▸ Exercise prompt
Scan the records below. List lines holding "товаров".

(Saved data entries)
-- start --
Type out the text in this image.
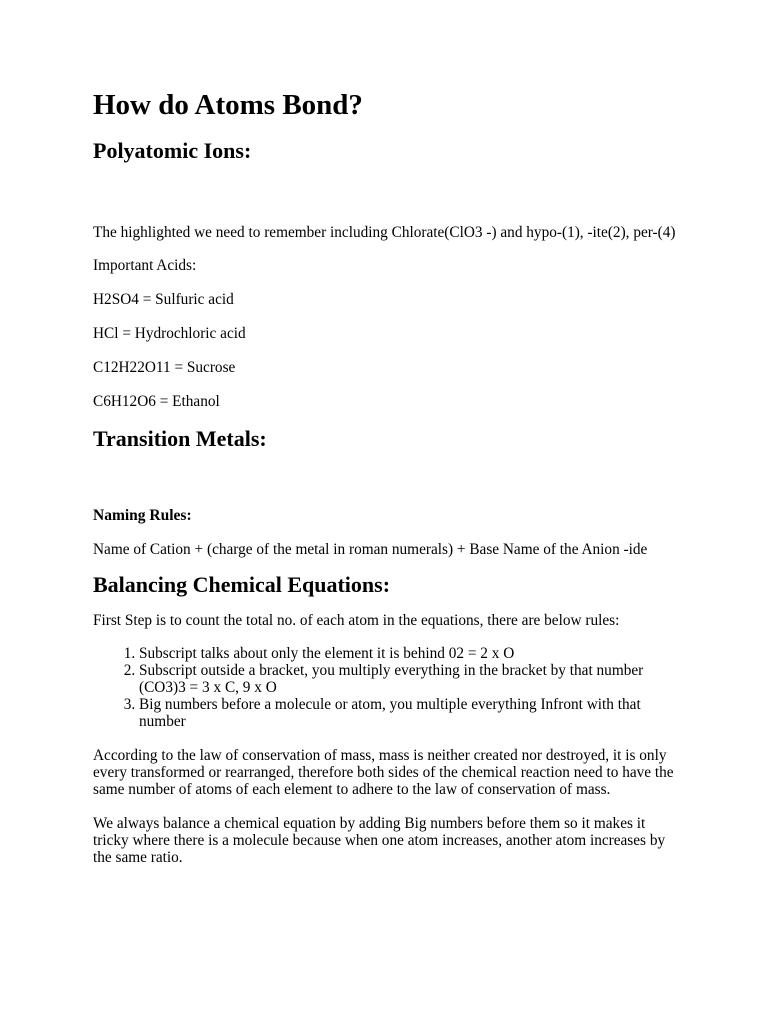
How do Atoms Bond?
Polyatomic Ions:

The highlighted we need to remember including Chlorate(ClO3 -) and hypo-(1), -ite(2), per-(4)

Important Acids:

H2SO4 = Sulfuric acid

HCl = Hydrochloric acid

C12H22O11 = Sucrose

C6H12O6 = Ethanol

Transition Metals:
Naming Rules:

Name of Cation + (charge of the metal in roman numerals) + Base Name of the Anion -ide

Balancing Chemical Equations:

First Step is to count the total no. of each atom in the equations, there are below rules:

1. Subscript talks about only the element it is behind 02 = 2 x O
2. Subscript outside a bracket, you multiply everything in the bracket by that number (CO3)3 = 3 x C, 9 x O
3. Big numbers before a molecule or atom, you multiple everything Infront with that number

According to the law of conservation of mass, mass is neither created nor destroyed, it is only every transformed or rearranged, therefore both sides of the chemical reaction need to have the same number of atoms of each element to adhere to the law of conservation of mass.

We always balance a chemical equation by adding Big numbers before them so it makes it tricky where there is a molecule because when one atom increases, another atom increases by the same ratio.
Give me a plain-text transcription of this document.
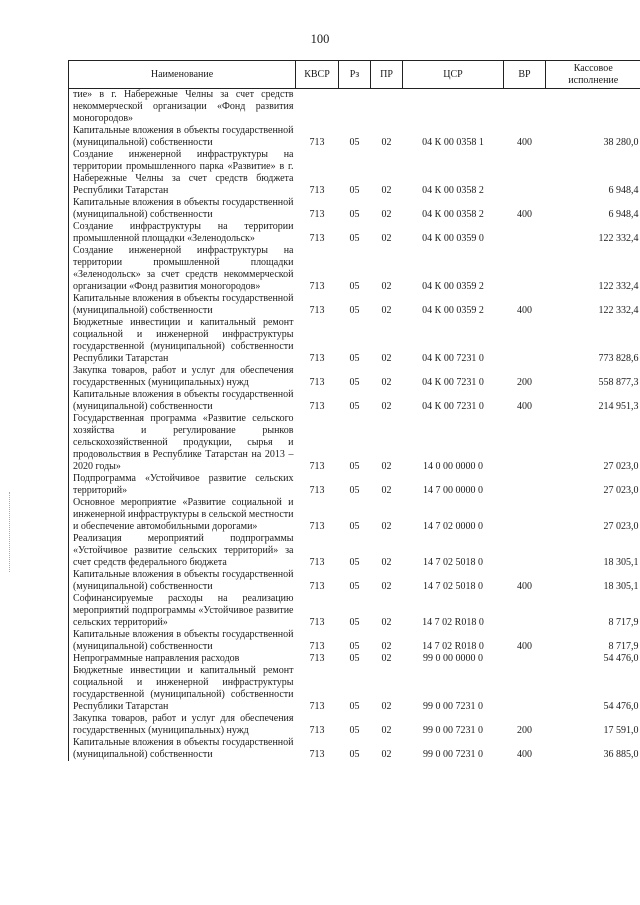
100
Наименование	КВСР	Рз	ПР	ЦСР	ВР	Кассовое исполнение
тие» в г. Набережные Челны за счет средств некоммерческой организации «Фонд развития моногородов»						
Капитальные вложения в объекты государственной (муниципальной) собственности	713	05	02	04 К 00 0358 1	400	38 280,0
Создание инженерной инфраструктуры на территории промышленного парка «Развитие» в г. Набережные Челны за счет средств бюджета Республики Татарстан	713	05	02	04 К 00 0358 2		6 948,4
Капитальные вложения в объекты государственной (муниципальной) собственности	713	05	02	04 К 00 0358 2	400	6 948,4
Создание инфраструктуры на территории промышленной площадки «Зеленодольск»	713	05	02	04 К 00 0359 0		122 332,4
Создание инженерной инфраструктуры на территории промышленной площадки «Зеленодольск» за счет средств некоммерческой организации «Фонд развития моногородов»	713	05	02	04 К 00 0359 2		122 332,4
Капитальные вложения в объекты государственной (муниципальной) собственности	713	05	02	04 К 00 0359 2	400	122 332,4
Бюджетные инвестиции и капитальный ремонт социальной и инженерной инфраструктуры государственной (муниципальной) собственности Республики Татарстан	713	05	02	04 К 00 7231 0		773 828,6
Закупка товаров, работ и услуг для обеспечения государственных (муниципальных) нужд	713	05	02	04 К 00 7231 0	200	558 877,3
Капитальные вложения в объекты государственной (муниципальной) собственности	713	05	02	04 К 00 7231 0	400	214 951,3
Государственная программа «Развитие сельского хозяйства и регулирование рынков сельскохозяйственной продукции, сырья и продовольствия в Республике Татарстан на 2013 – 2020 годы»	713	05	02	14 0 00 0000 0		27 023,0
Подпрограмма «Устойчивое развитие сельских территорий»	713	05	02	14 7 00 0000 0		27 023,0
Основное мероприятие «Развитие социальной и инженерной инфраструктуры в сельской местности и обеспечение автомобильными дорогами»	713	05	02	14 7 02 0000 0		27 023,0
Реализация мероприятий подпрограммы «Устойчивое развитие сельских территорий» за счет средств федерального бюджета	713	05	02	14 7 02 5018 0		18 305,1
Капитальные вложения в объекты государственной (муниципальной) собственности	713	05	02	14 7 02 5018 0	400	18 305,1
Софинансируемые расходы на реализацию мероприятий подпрограммы «Устойчивое развитие сельских территорий»	713	05	02	14 7 02 R018 0		8 717,9
Капитальные вложения в объекты государственной (муниципальной) собственности	713	05	02	14 7 02 R018 0	400	8 717,9
Непрограммные направления расходов	713	05	02	99 0 00 0000 0		54 476,0
Бюджетные инвестиции и капитальный ремонт социальной и инженерной инфраструктуры государственной (муниципальной) собственности Республики Татарстан	713	05	02	99 0 00 7231 0		54 476,0
Закупка товаров, работ и услуг для обеспечения государственных (муниципальных) нужд	713	05	02	99 0 00 7231 0	200	17 591,0
Капитальные вложения в объекты государственной (муниципальной) собственности	713	05	02	99 0 00 7231 0	400	36 885,0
-- end --
▸ Problem solution
Закупка товаров, работ и услуг для обеспечения государственных (муниципальных) нужд	713	05	02	04 К 00 7231 0	200	558 877,3
Закупка товаров, работ и услуг для обеспечения государственных (муниципальных) нужд	713	05	02	99 0 00 7231 0	200	17 591,0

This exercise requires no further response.